WHAT YOU ARE ASKED TO DO:
Transcribe every line of the records verbatim.
·····
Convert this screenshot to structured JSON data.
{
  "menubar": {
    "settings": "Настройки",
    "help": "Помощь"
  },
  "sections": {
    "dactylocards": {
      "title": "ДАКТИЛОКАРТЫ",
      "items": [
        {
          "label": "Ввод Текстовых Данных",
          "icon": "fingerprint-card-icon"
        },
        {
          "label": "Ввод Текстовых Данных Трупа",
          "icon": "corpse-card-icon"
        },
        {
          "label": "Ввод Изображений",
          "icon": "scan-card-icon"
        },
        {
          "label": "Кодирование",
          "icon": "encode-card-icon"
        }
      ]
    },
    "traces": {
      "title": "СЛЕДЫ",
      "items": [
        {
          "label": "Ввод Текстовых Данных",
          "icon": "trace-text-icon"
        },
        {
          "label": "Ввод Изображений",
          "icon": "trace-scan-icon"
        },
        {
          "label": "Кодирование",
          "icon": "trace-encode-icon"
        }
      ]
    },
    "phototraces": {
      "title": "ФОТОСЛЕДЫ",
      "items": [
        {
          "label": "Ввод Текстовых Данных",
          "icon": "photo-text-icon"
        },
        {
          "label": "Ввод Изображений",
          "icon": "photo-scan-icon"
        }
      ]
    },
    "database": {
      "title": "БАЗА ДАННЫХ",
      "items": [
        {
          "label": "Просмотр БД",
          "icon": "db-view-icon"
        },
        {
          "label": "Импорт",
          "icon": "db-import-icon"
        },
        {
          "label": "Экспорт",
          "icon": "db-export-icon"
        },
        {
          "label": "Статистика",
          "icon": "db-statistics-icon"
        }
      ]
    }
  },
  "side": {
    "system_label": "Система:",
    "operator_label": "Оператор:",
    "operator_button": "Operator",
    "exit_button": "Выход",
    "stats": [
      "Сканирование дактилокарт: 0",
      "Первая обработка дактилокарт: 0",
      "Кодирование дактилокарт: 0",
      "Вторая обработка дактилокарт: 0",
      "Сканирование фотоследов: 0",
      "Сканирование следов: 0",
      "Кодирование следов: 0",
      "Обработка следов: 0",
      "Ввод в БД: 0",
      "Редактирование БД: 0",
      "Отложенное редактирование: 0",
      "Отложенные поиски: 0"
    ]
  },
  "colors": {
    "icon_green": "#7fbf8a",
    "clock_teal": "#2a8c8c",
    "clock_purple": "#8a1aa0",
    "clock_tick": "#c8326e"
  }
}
·····
ANSWER FOR THE TASK:
Convert this screenshot to structured JSON data.
{
  "menubar": {
    "settings": "Настройки",
    "help": "Помощь"
  },
  "sections": {
    "dactylocards": {
      "title": "ДАКТИЛОКАРТЫ",
      "items": [
        {
          "label": "Ввод Текстовых Данных",
          "icon": "fingerprint-card-icon"
        },
        {
          "label": "Ввод Текстовых Данных Трупа",
          "icon": "corpse-card-icon"
        },
        {
          "label": "Ввод Изображений",
          "icon": "scan-card-icon"
        },
        {
          "label": "Кодирование",
          "icon": "encode-card-icon"
        }
      ]
    },
    "traces": {
      "title": "СЛЕДЫ",
      "items": [
        {
          "label": "Ввод Текстовых Данных",
          "icon": "trace-text-icon"
        },
        {
          "label": "Ввод Изображений",
          "icon": "trace-scan-icon"
        },
        {
          "label": "Кодирование",
          "icon": "trace-encode-icon"
        }
      ]
    },
    "phototraces": {
      "title": "ФОТОСЛЕДЫ",
      "items": [
        {
          "label": "Ввод Текстовых Данных",
          "icon": "photo-text-icon"
        },
        {
          "label": "Ввод Изображений",
          "icon": "photo-scan-icon"
        }
      ]
    },
    "database": {
      "title": "БАЗА ДАННЫХ",
      "items": [
        {
          "label": "Просмотр БД",
          "icon": "db-view-icon"
        },
        {
          "label": "Импорт",
          "icon": "db-import-icon"
        },
        {
          "label": "Экспорт",
          "icon": "db-export-icon"
        },
        {
          "label": "Статистика",
          "icon": "db-statistics-icon"
        }
      ]
    }
  },
  "side": {
    "system_label": "Система:",
    "operator_label": "Оператор:",
    "operator_button": "Operator",
    "exit_button": "Выход",
    "stats": [
      "Сканирование дактилокарт: 0",
      "Первая обработка дактилокарт: 0",
      "Кодирование дактилокарт: 0",
      "Вторая обработка дактилокарт: 0",
      "Сканирование фотоследов: 0",
      "Сканирование следов: 0",
      "Кодирование следов: 0",
      "Обработка следов: 0",
      "Ввод в БД: 0",
      "Редактирование БД: 0",
      "Отложенное редактирование: 0",
      "Отложенные поиски: 0"
    ]
  },
  "colors": {
    "icon_green": "#7fbf8a",
    "clock_teal": "#2a8c8c",
    "clock_purple": "#8a1aa0",
    "clock_tick": "#c8326e"
  }
}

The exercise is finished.